Locate every line that holds the string "exceed" and copy it.

:: EXTRACTED RECORDS ::

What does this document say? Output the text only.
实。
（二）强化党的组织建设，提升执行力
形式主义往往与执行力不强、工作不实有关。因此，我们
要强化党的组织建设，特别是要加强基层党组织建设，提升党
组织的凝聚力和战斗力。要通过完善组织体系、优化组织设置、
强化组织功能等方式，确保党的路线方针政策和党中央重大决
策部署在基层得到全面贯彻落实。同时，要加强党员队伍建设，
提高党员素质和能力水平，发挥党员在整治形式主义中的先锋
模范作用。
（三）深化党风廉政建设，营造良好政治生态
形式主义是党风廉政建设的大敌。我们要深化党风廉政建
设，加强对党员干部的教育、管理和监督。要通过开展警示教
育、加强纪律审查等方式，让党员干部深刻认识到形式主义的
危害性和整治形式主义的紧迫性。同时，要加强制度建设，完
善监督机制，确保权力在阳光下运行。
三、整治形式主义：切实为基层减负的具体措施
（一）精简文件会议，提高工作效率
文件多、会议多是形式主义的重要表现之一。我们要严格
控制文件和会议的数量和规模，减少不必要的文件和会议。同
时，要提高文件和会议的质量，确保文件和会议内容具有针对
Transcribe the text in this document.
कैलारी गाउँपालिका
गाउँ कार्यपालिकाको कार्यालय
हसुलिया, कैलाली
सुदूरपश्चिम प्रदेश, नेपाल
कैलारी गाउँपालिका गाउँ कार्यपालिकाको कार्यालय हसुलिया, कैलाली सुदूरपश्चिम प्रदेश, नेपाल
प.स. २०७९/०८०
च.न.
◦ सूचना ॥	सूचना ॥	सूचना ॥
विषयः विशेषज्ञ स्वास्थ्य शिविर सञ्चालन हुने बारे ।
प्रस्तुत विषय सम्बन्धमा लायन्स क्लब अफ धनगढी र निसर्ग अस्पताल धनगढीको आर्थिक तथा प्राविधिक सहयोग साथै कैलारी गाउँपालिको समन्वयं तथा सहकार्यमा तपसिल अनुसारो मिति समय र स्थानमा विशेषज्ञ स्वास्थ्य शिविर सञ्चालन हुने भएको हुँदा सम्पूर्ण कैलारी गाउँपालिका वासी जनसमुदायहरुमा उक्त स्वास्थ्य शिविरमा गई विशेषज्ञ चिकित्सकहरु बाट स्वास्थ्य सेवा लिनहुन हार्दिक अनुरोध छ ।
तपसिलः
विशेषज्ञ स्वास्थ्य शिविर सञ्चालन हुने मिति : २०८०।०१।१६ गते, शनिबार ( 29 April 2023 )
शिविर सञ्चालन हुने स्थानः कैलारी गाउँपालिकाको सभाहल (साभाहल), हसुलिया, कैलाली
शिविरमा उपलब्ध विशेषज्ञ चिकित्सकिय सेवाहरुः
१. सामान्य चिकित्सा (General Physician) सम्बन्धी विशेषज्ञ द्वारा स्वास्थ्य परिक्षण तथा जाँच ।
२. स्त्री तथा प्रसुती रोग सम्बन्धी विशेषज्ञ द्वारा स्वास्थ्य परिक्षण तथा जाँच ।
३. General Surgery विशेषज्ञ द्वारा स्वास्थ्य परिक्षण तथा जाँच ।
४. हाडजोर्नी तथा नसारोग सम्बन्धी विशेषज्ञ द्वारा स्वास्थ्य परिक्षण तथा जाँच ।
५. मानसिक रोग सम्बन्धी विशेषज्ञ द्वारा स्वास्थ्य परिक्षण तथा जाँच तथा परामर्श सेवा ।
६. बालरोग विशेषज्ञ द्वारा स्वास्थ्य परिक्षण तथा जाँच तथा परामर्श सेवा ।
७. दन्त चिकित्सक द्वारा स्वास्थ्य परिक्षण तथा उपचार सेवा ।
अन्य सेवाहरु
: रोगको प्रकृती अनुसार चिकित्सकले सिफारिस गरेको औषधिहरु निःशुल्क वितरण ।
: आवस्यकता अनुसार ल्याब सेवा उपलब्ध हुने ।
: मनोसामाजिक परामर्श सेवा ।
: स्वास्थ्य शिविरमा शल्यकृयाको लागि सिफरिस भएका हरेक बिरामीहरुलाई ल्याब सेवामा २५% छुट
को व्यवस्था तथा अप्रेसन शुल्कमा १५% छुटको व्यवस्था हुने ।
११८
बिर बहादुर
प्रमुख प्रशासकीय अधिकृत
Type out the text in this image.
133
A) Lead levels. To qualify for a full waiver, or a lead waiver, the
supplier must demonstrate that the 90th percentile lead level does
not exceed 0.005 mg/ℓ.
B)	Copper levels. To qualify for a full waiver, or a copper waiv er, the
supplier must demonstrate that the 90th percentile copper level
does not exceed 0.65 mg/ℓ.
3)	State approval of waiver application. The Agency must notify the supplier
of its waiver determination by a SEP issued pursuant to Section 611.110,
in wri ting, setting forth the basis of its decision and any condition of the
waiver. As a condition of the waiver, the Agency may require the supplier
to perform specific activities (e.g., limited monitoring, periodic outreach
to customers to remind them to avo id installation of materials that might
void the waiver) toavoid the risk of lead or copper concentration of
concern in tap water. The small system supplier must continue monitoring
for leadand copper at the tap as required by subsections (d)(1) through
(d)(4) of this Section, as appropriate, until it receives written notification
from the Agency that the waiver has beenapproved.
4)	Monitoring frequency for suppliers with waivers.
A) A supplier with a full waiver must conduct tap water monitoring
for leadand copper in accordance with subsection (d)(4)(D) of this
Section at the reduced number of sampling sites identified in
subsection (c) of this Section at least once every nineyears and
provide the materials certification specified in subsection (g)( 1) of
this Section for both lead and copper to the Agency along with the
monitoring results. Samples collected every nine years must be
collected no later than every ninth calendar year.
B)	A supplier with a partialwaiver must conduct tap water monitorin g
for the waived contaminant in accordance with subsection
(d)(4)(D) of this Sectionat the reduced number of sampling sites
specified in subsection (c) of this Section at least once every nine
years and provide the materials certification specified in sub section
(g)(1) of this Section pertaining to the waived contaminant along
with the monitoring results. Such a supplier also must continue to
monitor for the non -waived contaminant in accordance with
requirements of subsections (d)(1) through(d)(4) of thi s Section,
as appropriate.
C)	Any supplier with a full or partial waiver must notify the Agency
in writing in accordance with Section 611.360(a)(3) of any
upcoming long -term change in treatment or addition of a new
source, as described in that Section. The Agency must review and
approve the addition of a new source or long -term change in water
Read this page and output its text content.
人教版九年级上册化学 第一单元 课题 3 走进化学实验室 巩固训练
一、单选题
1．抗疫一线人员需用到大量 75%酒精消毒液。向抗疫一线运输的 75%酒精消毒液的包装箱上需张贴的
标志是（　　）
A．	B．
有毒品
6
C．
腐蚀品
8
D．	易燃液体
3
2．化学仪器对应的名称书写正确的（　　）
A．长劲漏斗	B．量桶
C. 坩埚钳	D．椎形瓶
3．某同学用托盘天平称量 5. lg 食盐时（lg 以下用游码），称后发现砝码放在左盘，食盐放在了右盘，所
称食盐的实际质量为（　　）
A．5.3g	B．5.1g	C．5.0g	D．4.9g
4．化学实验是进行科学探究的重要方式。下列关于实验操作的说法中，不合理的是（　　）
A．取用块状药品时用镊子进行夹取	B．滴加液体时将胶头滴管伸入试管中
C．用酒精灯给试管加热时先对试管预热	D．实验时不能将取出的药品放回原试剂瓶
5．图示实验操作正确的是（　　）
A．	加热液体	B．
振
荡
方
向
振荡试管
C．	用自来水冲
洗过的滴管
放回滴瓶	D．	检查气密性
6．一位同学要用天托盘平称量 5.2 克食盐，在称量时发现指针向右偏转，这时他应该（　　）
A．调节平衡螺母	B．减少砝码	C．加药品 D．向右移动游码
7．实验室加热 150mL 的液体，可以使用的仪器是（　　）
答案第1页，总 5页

:::

■ **EXERCISE RESPONSE**
not exceed 0.005 mg/ℓ.
does not exceed 0.65 mg/ℓ.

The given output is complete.